_WHAT IS EXPECTED_. From the entries below, copy every line holding the word "Envío".
⟨
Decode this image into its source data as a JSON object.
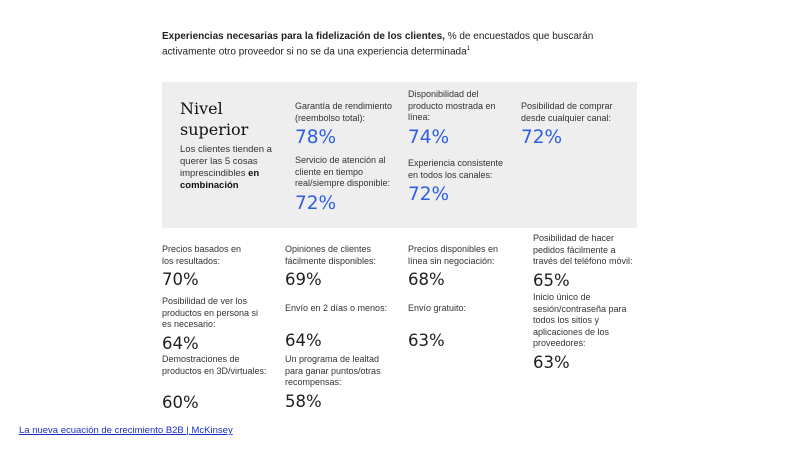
{
  "title": {
    "bold": "Experiencias necesarias para la fidelización de los clientes,",
    "rest": "% de encuestados que buscarán activamente otro proveedor si no se da una experiencia determinada",
    "footnote": "1"
  },
  "panel": {
    "heading": "Nivel superior",
    "desc_plain": "Los clientes tienden a querer las 5 cosas imprescindibles",
    "desc_bold": "en combinación"
  },
  "chart_data": {
    "type": "table",
    "unit": "%",
    "top_tier": [
      {
        "label": "Garantía de rendimiento (reembolso total):",
        "value": 78,
        "display": "78%"
      },
      {
        "label": "Servicio de atención al cliente en tiempo real/siempre disponible:",
        "value": 72,
        "display": "72%"
      },
      {
        "label": "Disponibilidad del producto mostrada en línea:",
        "value": 74,
        "display": "74%"
      },
      {
        "label": "Experiencia consistente en todos los canales:",
        "value": 72,
        "display": "72%"
      },
      {
        "label": "Posibilidad de comprar desde cualquier canal:",
        "value": 72,
        "display": "72%"
      }
    ],
    "others": [
      {
        "label": "Precios basados en los resultados:",
        "value": 70,
        "display": "70%"
      },
      {
        "label": "Posibilidad de ver los productos en persona si es necesario:",
        "value": 64,
        "display": "64%"
      },
      {
        "label": "Demostraciones de productos en 3D/virtuales:",
        "value": 60,
        "display": "60%"
      },
      {
        "label": "Opiniones de clientes fácilmente disponibles:",
        "value": 69,
        "display": "69%"
      },
      {
        "label": "Envío en 2 días o menos:",
        "value": 64,
        "display": "64%"
      },
      {
        "label": "Un programa de lealtad para ganar puntos/otras recompensas:",
        "value": 58,
        "display": "58%"
      },
      {
        "label": "Precios disponibles en línea sin negociación:",
        "value": 68,
        "display": "68%"
      },
      {
        "label": "Envío gratuito:",
        "value": 63,
        "display": "63%"
      },
      {
        "label": "Posibilidad de hacer pedidos fácilmente a través del teléfono móvil:",
        "value": 65,
        "display": "65%"
      },
      {
        "label": "Inicio único de sesión/contraseña para todos los sitios y aplicaciones de los proveedores:",
        "value": 63,
        "display": "63%"
      }
    ]
  },
  "source_link": "La nueva ecuación de crecimiento B2B | McKinsey",
  "colors": {
    "accent_blue": "#2e5fe3",
    "panel_bg": "#eeeeef",
    "link": "#1a2fc7"
  }
}
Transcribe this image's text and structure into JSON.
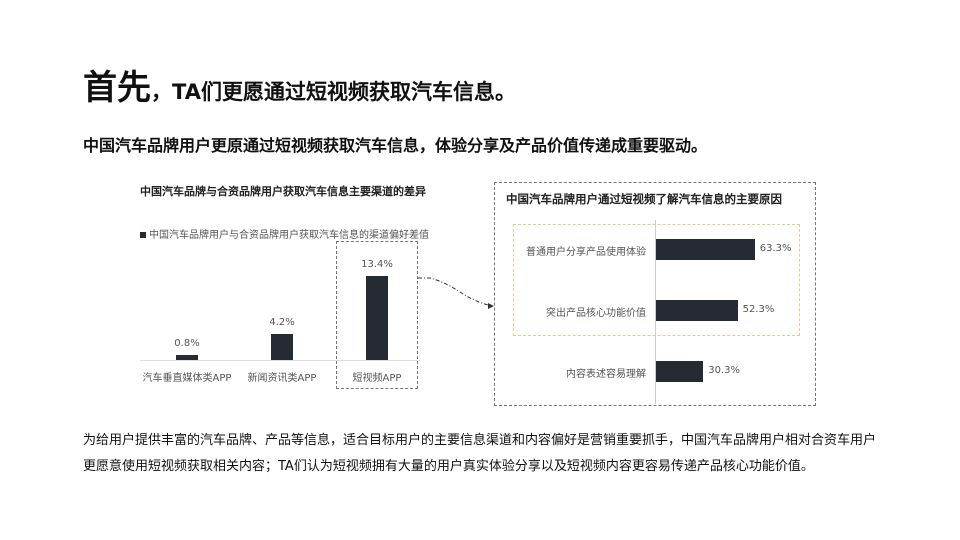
{
  "header": {
    "title_lead": "首先",
    "title_punct": "，",
    "title_rest": "TA们更愿通过短视频获取汽车信息。"
  },
  "subtitle": "中国汽车品牌用户更原通过短视频获取汽车信息，体验分享及产品价值传递成重要驱动。",
  "paragraph": "为给用户提供丰富的汽车品牌、产品等信息，适合目标用户的主要信息渠道和内容偏好是营销重要抓手，中国汽车品牌用户相对合资车用户更愿意使用短视频获取相关内容；TA们认为短视频拥有大量的用户真实体验分享以及短视频内容更容易传递产品核心功能价值。",
  "chart_data": [
    {
      "type": "bar",
      "title": "中国汽车品牌与合资品牌用户获取汽车信息主要渠道的差异",
      "legend": "中国汽车品牌用户与合资品牌用户获取汽车信息的渠道偏好差值",
      "legend_placement": "top-left",
      "categories": [
        "汽车垂直媒体类APP",
        "新闻资讯类APP",
        "短视频APP"
      ],
      "values": [
        0.8,
        4.2,
        13.4
      ],
      "labels": [
        "0.8%",
        "4.2%",
        "13.4%"
      ],
      "unit": "%",
      "highlight": "短视频APP",
      "color": "#262a33"
    },
    {
      "type": "bar",
      "orientation": "horizontal",
      "title": "中国汽车品牌用户通过短视频了解汽车信息的主要原因",
      "categories": [
        "普通用户分享产品使用体验",
        "突出产品核心功能价值",
        "内容表述容易理解"
      ],
      "values": [
        63.3,
        52.3,
        30.3
      ],
      "labels": [
        "63.3%",
        "52.3%",
        "30.3%"
      ],
      "unit": "%",
      "highlight_color": "#e0cf8a",
      "color": "#262a33"
    }
  ]
}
⟩
_FINAL RESULT_.
        "label": "Envío en 2 días o menos:",
        "label": "Envío gratuito:",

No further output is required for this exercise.